Stored rows:
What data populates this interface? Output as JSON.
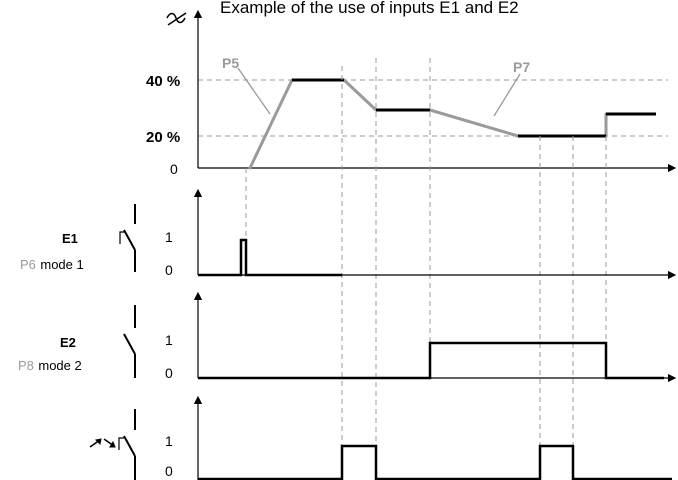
{
  "title": "Example of the use of inputs E1 and E2",
  "top_chart": {
    "y_labels": {
      "high": "40 %",
      "low": "20 %",
      "zero": "0"
    },
    "param_labels": {
      "ramp": "P5",
      "slope": "P7"
    },
    "speed_icon": "speed-variation-icon"
  },
  "inputs": [
    {
      "name": "E1",
      "param": "P6",
      "mode": "mode 1",
      "high": "1",
      "low": "0",
      "switch_icon": "switch-contact-icon"
    },
    {
      "name": "E2",
      "param": "P8",
      "mode": "mode 2",
      "high": "1",
      "low": "0",
      "switch_icon": "switch-contact-icon"
    },
    {
      "name": "",
      "param": "",
      "mode": "",
      "high": "1",
      "low": "0",
      "switch_icon": "motion-sensor-switch-icon"
    }
  ]
}
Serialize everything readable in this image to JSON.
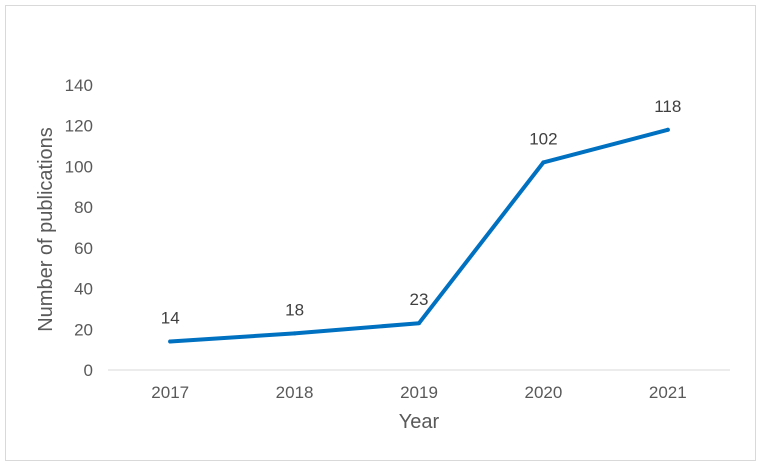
{
  "chart_data": {
    "type": "line",
    "xlabel": "Year",
    "ylabel": "Number of publications",
    "categories": [
      "2017",
      "2018",
      "2019",
      "2020",
      "2021"
    ],
    "series": [
      {
        "values": [
          14,
          18,
          23,
          102,
          118
        ],
        "color": "#0070c0"
      }
    ],
    "data_labels": [
      "14",
      "18",
      "23",
      "102",
      "118"
    ],
    "ylim": [
      0,
      140
    ],
    "y_ticks": [
      "0",
      "20",
      "40",
      "60",
      "80",
      "100",
      "120",
      "140"
    ],
    "grid": false,
    "legend": "none"
  }
}
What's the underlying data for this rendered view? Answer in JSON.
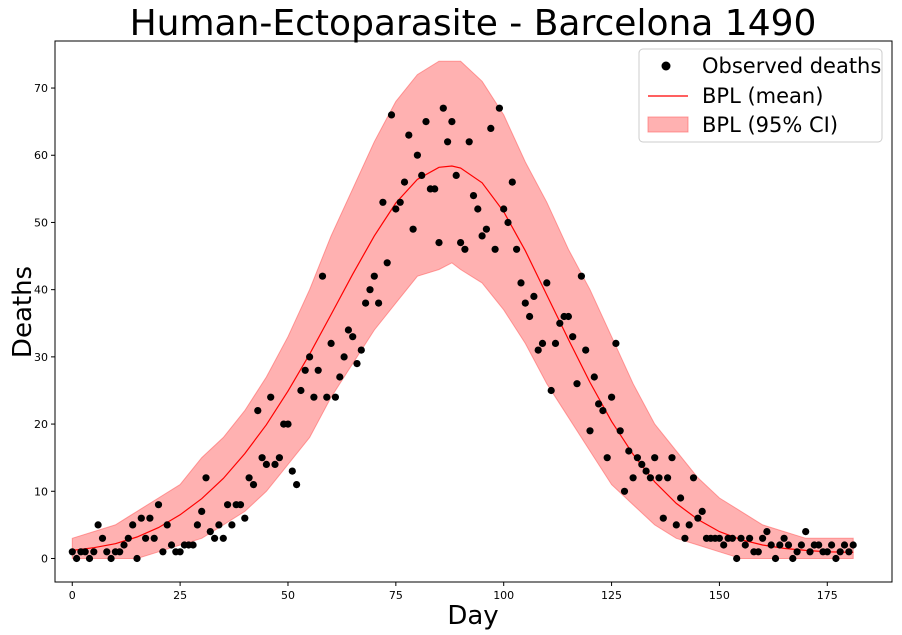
{
  "chart_data": {
    "type": "scatter",
    "title": "Human-Ectoparasite - Barcelona 1490",
    "xlabel": "Day",
    "ylabel": "Deaths",
    "xlim": [
      -4,
      190
    ],
    "ylim": [
      -3.5,
      77
    ],
    "xticks": [
      0,
      25,
      50,
      75,
      100,
      125,
      150,
      175
    ],
    "yticks": [
      0,
      10,
      20,
      30,
      40,
      50,
      60,
      70
    ],
    "grid": false,
    "legend_position": "top-right",
    "legend": [
      "Observed deaths",
      "BPL (mean)",
      "BPL (95% CI)"
    ],
    "series": [
      {
        "name": "Observed deaths",
        "kind": "points",
        "color": "#000000",
        "x": [
          0,
          1,
          2,
          3,
          4,
          5,
          6,
          7,
          8,
          9,
          10,
          11,
          12,
          13,
          14,
          15,
          16,
          17,
          18,
          19,
          20,
          21,
          22,
          23,
          24,
          25,
          26,
          27,
          28,
          29,
          30,
          31,
          32,
          33,
          34,
          35,
          36,
          37,
          38,
          39,
          40,
          41,
          42,
          43,
          44,
          45,
          46,
          47,
          48,
          49,
          50,
          51,
          52,
          53,
          54,
          55,
          56,
          57,
          58,
          59,
          60,
          61,
          62,
          63,
          64,
          65,
          66,
          67,
          68,
          69,
          70,
          71,
          72,
          73,
          74,
          75,
          76,
          77,
          78,
          79,
          80,
          81,
          82,
          83,
          84,
          85,
          86,
          87,
          88,
          89,
          90,
          91,
          92,
          93,
          94,
          95,
          96,
          97,
          98,
          99,
          100,
          101,
          102,
          103,
          104,
          105,
          106,
          107,
          108,
          109,
          110,
          111,
          112,
          113,
          114,
          115,
          116,
          117,
          118,
          119,
          120,
          121,
          122,
          123,
          124,
          125,
          126,
          127,
          128,
          129,
          130,
          131,
          132,
          133,
          134,
          135,
          136,
          137,
          138,
          139,
          140,
          141,
          142,
          143,
          144,
          145,
          146,
          147,
          148,
          149,
          150,
          151,
          152,
          153,
          154,
          155,
          156,
          157,
          158,
          159,
          160,
          161,
          162,
          163,
          164,
          165,
          166,
          167,
          168,
          169,
          170,
          171,
          172,
          173,
          174,
          175,
          176,
          177,
          178,
          179,
          180,
          181
        ],
        "y": [
          1,
          0,
          1,
          1,
          0,
          1,
          5,
          3,
          1,
          0,
          1,
          1,
          2,
          3,
          5,
          0,
          6,
          3,
          6,
          3,
          8,
          1,
          5,
          2,
          1,
          1,
          2,
          2,
          2,
          5,
          7,
          12,
          4,
          3,
          5,
          3,
          8,
          5,
          8,
          8,
          6,
          12,
          11,
          22,
          15,
          14,
          24,
          14,
          15,
          20,
          20,
          13,
          11,
          25,
          28,
          30,
          24,
          28,
          42,
          24,
          32,
          24,
          27,
          30,
          34,
          33,
          29,
          31,
          38,
          40,
          42,
          38,
          53,
          44,
          66,
          52,
          53,
          56,
          63,
          49,
          60,
          57,
          65,
          55,
          55,
          47,
          67,
          62,
          65,
          57,
          47,
          46,
          62,
          54,
          52,
          48,
          49,
          64,
          46,
          67,
          52,
          50,
          56,
          46,
          41,
          38,
          36,
          39,
          31,
          32,
          41,
          25,
          32,
          35,
          36,
          36,
          33,
          26,
          42,
          31,
          19,
          27,
          23,
          22,
          15,
          24,
          32,
          19,
          10,
          16,
          12,
          15,
          14,
          13,
          12,
          15,
          12,
          6,
          12,
          15,
          5,
          9,
          3,
          5,
          12,
          6,
          7,
          3,
          3,
          3,
          3,
          2,
          3,
          3,
          0,
          3,
          2,
          3,
          1,
          1,
          3,
          4,
          2,
          0,
          2,
          3,
          2,
          0,
          1,
          2,
          4,
          1,
          2,
          2,
          1,
          1,
          2,
          0,
          1,
          2,
          1,
          2
        ]
      },
      {
        "name": "BPL (mean)",
        "kind": "line",
        "color": "#ff0000",
        "x": [
          0,
          5,
          10,
          15,
          20,
          25,
          30,
          35,
          40,
          45,
          50,
          55,
          60,
          65,
          70,
          75,
          80,
          85,
          88,
          90,
          95,
          100,
          105,
          110,
          115,
          120,
          125,
          130,
          135,
          140,
          145,
          150,
          155,
          160,
          165,
          170,
          175,
          181
        ],
        "y": [
          1.2,
          1.6,
          2.2,
          3.2,
          4.6,
          6.5,
          8.9,
          11.9,
          15.6,
          19.9,
          24.9,
          30.4,
          36.3,
          42.3,
          48.0,
          52.9,
          56.4,
          58.2,
          58.4,
          58.1,
          55.9,
          51.6,
          45.8,
          39.2,
          32.6,
          26.2,
          20.4,
          15.5,
          11.4,
          8.2,
          5.8,
          4.0,
          2.8,
          2.0,
          1.5,
          1.2,
          1.0,
          0.9
        ]
      },
      {
        "name": "BPL (95% CI)",
        "kind": "band",
        "color": "#ff6464",
        "opacity": 0.5,
        "x": [
          0,
          5,
          10,
          15,
          20,
          25,
          30,
          35,
          40,
          45,
          50,
          55,
          60,
          65,
          70,
          75,
          80,
          85,
          88,
          90,
          95,
          100,
          105,
          110,
          115,
          120,
          125,
          130,
          135,
          140,
          145,
          150,
          155,
          160,
          165,
          170,
          175,
          181
        ],
        "lower": [
          0,
          0,
          0,
          0,
          1,
          2,
          3,
          5,
          7,
          10,
          14,
          18,
          24,
          29,
          34,
          38,
          42,
          43,
          44,
          43,
          41,
          37,
          32,
          26,
          21,
          16,
          11,
          8,
          5,
          3,
          2,
          1,
          0,
          0,
          0,
          0,
          0,
          0
        ],
        "upper": [
          3,
          4,
          5,
          7,
          9,
          11,
          15,
          18,
          22,
          27,
          33,
          40,
          48,
          55,
          62,
          68,
          72,
          74,
          74,
          74,
          71,
          66,
          59,
          53,
          46,
          40,
          33,
          26,
          20,
          16,
          12,
          9,
          7,
          5,
          4,
          3,
          3,
          3
        ]
      }
    ]
  }
}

Task statement: Repeat each line of the records above exactly, but do not copy the pictures.

Reply:
What data populates this interface? Output as JSON.
{
  "title": "Example of the use of inputs E1 and E2",
  "top_chart": {
    "y_labels": {
      "high": "40 %",
      "low": "20 %",
      "zero": "0"
    },
    "param_labels": {
      "ramp": "P5",
      "slope": "P7"
    },
    "speed_icon": "speed-variation-icon"
  },
  "inputs": [
    {
      "name": "E1",
      "param": "P6",
      "mode": "mode 1",
      "high": "1",
      "low": "0",
      "switch_icon": "switch-contact-icon"
    },
    {
      "name": "E2",
      "param": "P8",
      "mode": "mode 2",
      "high": "1",
      "low": "0",
      "switch_icon": "switch-contact-icon"
    },
    {
      "name": "",
      "param": "",
      "mode": "",
      "high": "1",
      "low": "0",
      "switch_icon": "motion-sensor-switch-icon"
    }
  ]
}
Serialize everything readable in this image to JSON.
{
  "chart_data": {
    "type": "line",
    "xlabel": "Year",
    "ylabel": "Number of publications",
    "categories": [
      "2017",
      "2018",
      "2019",
      "2020",
      "2021"
    ],
    "series": [
      {
        "values": [
          14,
          18,
          23,
          102,
          118
        ],
        "color": "#0070c0"
      }
    ],
    "data_labels": [
      "14",
      "18",
      "23",
      "102",
      "118"
    ],
    "ylim": [
      0,
      140
    ],
    "y_ticks": [
      "0",
      "20",
      "40",
      "60",
      "80",
      "100",
      "120",
      "140"
    ],
    "grid": false,
    "legend": "none"
  }
}
What's the underlying data for this rendered view? Answer in JSON.
{
  "chart_data": {
    "type": "scatter",
    "title": "Human-Ectoparasite - Barcelona 1490",
    "xlabel": "Day",
    "ylabel": "Deaths",
    "xlim": [
      -4,
      190
    ],
    "ylim": [
      -3.5,
      77
    ],
    "xticks": [
      0,
      25,
      50,
      75,
      100,
      125,
      150,
      175
    ],
    "yticks": [
      0,
      10,
      20,
      30,
      40,
      50,
      60,
      70
    ],
    "grid": false,
    "legend_position": "top-right",
    "legend": [
      "Observed deaths",
      "BPL (mean)",
      "BPL (95% CI)"
    ],
    "series": [
      {
        "name": "Observed deaths",
        "kind": "points",
        "color": "#000000",
        "x": [
          0,
          1,
          2,
          3,
          4,
          5,
          6,
          7,
          8,
          9,
          10,
          11,
          12,
          13,
          14,
          15,
          16,
          17,
          18,
          19,
          20,
          21,
          22,
          23,
          24,
          25,
          26,
          27,
          28,
          29,
          30,
          31,
          32,
          33,
          34,
          35,
          36,
          37,
          38,
          39,
          40,
          41,
          42,
          43,
          44,
          45,
          46,
          47,
          48,
          49,
          50,
          51,
          52,
          53,
          54,
          55,
          56,
          57,
          58,
          59,
          60,
          61,
          62,
          63,
          64,
          65,
          66,
          67,
          68,
          69,
          70,
          71,
          72,
          73,
          74,
          75,
          76,
          77,
          78,
          79,
          80,
          81,
          82,
          83,
          84,
          85,
          86,
          87,
          88,
          89,
          90,
          91,
          92,
          93,
          94,
          95,
          96,
          97,
          98,
          99,
          100,
          101,
          102,
          103,
          104,
          105,
          106,
          107,
          108,
          109,
          110,
          111,
          112,
          113,
          114,
          115,
          116,
          117,
          118,
          119,
          120,
          121,
          122,
          123,
          124,
          125,
          126,
          127,
          128,
          129,
          130,
          131,
          132,
          133,
          134,
          135,
          136,
          137,
          138,
          139,
          140,
          141,
          142,
          143,
          144,
          145,
          146,
          147,
          148,
          149,
          150,
          151,
          152,
          153,
          154,
          155,
          156,
          157,
          158,
          159,
          160,
          161,
          162,
          163,
          164,
          165,
          166,
          167,
          168,
          169,
          170,
          171,
          172,
          173,
          174,
          175,
          176,
          177,
          178,
          179,
          180,
          181
        ],
        "y": [
          1,
          0,
          1,
          1,
          0,
          1,
          5,
          3,
          1,
          0,
          1,
          1,
          2,
          3,
          5,
          0,
          6,
          3,
          6,
          3,
          8,
          1,
          5,
          2,
          1,
          1,
          2,
          2,
          2,
          5,
          7,
          12,
          4,
          3,
          5,
          3,
          8,
          5,
          8,
          8,
          6,
          12,
          11,
          22,
          15,
          14,
          24,
          14,
          15,
          20,
          20,
          13,
          11,
          25,
          28,
          30,
          24,
          28,
          42,
          24,
          32,
          24,
          27,
          30,
          34,
          33,
          29,
          31,
          38,
          40,
          42,
          38,
          53,
          44,
          66,
          52,
          53,
          56,
          63,
          49,
          60,
          57,
          65,
          55,
          55,
          47,
          67,
          62,
          65,
          57,
          47,
          46,
          62,
          54,
          52,
          48,
          49,
          64,
          46,
          67,
          52,
          50,
          56,
          46,
          41,
          38,
          36,
          39,
          31,
          32,
          41,
          25,
          32,
          35,
          36,
          36,
          33,
          26,
          42,
          31,
          19,
          27,
          23,
          22,
          15,
          24,
          32,
          19,
          10,
          16,
          12,
          15,
          14,
          13,
          12,
          15,
          12,
          6,
          12,
          15,
          5,
          9,
          3,
          5,
          12,
          6,
          7,
          3,
          3,
          3,
          3,
          2,
          3,
          3,
          0,
          3,
          2,
          3,
          1,
          1,
          3,
          4,
          2,
          0,
          2,
          3,
          2,
          0,
          1,
          2,
          4,
          1,
          2,
          2,
          1,
          1,
          2,
          0,
          1,
          2,
          1,
          2
        ]
      },
      {
        "name": "BPL (mean)",
        "kind": "line",
        "color": "#ff0000",
        "x": [
          0,
          5,
          10,
          15,
          20,
          25,
          30,
          35,
          40,
          45,
          50,
          55,
          60,
          65,
          70,
          75,
          80,
          85,
          88,
          90,
          95,
          100,
          105,
          110,
          115,
          120,
          125,
          130,
          135,
          140,
          145,
          150,
          155,
          160,
          165,
          170,
          175,
          181
        ],
        "y": [
          1.2,
          1.6,
          2.2,
          3.2,
          4.6,
          6.5,
          8.9,
          11.9,
          15.6,
          19.9,
          24.9,
          30.4,
          36.3,
          42.3,
          48.0,
          52.9,
          56.4,
          58.2,
          58.4,
          58.1,
          55.9,
          51.6,
          45.8,
          39.2,
          32.6,
          26.2,
          20.4,
          15.5,
          11.4,
          8.2,
          5.8,
          4.0,
          2.8,
          2.0,
          1.5,
          1.2,
          1.0,
          0.9
        ]
      },
      {
        "name": "BPL (95% CI)",
        "kind": "band",
        "color": "#ff6464",
        "opacity": 0.5,
        "x": [
          0,
          5,
          10,
          15,
          20,
          25,
          30,
          35,
          40,
          45,
          50,
          55,
          60,
          65,
          70,
          75,
          80,
          85,
          88,
          90,
          95,
          100,
          105,
          110,
          115,
          120,
          125,
          130,
          135,
          140,
          145,
          150,
          155,
          160,
          165,
          170,
          175,
          181
        ],
        "lower": [
          0,
          0,
          0,
          0,
          1,
          2,
          3,
          5,
          7,
          10,
          14,
          18,
          24,
          29,
          34,
          38,
          42,
          43,
          44,
          43,
          41,
          37,
          32,
          26,
          21,
          16,
          11,
          8,
          5,
          3,
          2,
          1,
          0,
          0,
          0,
          0,
          0,
          0
        ],
        "upper": [
          3,
          4,
          5,
          7,
          9,
          11,
          15,
          18,
          22,
          27,
          33,
          40,
          48,
          55,
          62,
          68,
          72,
          74,
          74,
          74,
          71,
          66,
          59,
          53,
          46,
          40,
          33,
          26,
          20,
          16,
          12,
          9,
          7,
          5,
          4,
          3,
          3,
          3
        ]
      }
    ]
  }
}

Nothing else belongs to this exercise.